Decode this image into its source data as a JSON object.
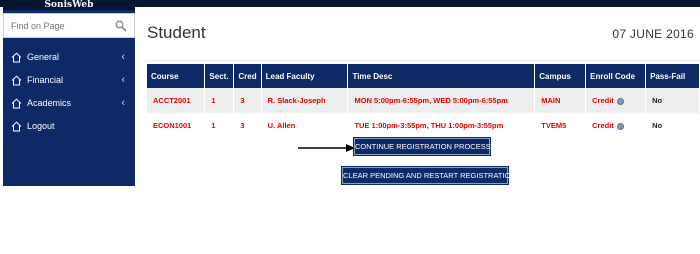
{
  "app": {
    "brand": "SonisWeb"
  },
  "sidebar": {
    "search_placeholder": "Find on Page",
    "items": [
      {
        "label": "General",
        "has_submenu": true
      },
      {
        "label": "Financial",
        "has_submenu": true
      },
      {
        "label": "Academics",
        "has_submenu": true
      },
      {
        "label": "Logout",
        "has_submenu": false
      }
    ]
  },
  "header": {
    "title": "Student",
    "date": "07 JUNE 2016"
  },
  "table": {
    "columns": [
      "Course",
      "Sect.",
      "Cred",
      "Lead Faculty",
      "Time Desc",
      "Campus",
      "Enroll Code",
      "Pass-Fail"
    ],
    "rows": [
      {
        "course": "ACCT2001",
        "sect": "1",
        "cred": "3",
        "faculty": "R. Slack-Joseph",
        "time": "MON 5:00pm-6:55pm, WED 5:00pm-6:55pm",
        "campus": "MAIN",
        "enroll": "Credit",
        "passfail": "No"
      },
      {
        "course": "ECON1001",
        "sect": "1",
        "cred": "3",
        "faculty": "U. Allen",
        "time": "TUE 1:00pm-3:55pm, THU 1:00pm-3:55pm",
        "campus": "TVEM5",
        "enroll": "Credit",
        "passfail": "No"
      }
    ]
  },
  "actions": {
    "continue_label": "CONTINUE REGISTRATION PROCESS",
    "clear_label": "CLEAR PENDING AND RESTART REGISTRATION"
  },
  "colors": {
    "navy": "#0d2a66",
    "accent_red": "#e60000",
    "row_alt": "#eeeeee"
  }
}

*WRITTEN PROBLEM*
The lines to collect are those holding the string "REGISTRATION"; copy them all.

*RIGHT ANSWER*
    "continue_label": "CONTINUE REGISTRATION PROCESS",
    "clear_label": "CLEAR PENDING AND RESTART REGISTRATION"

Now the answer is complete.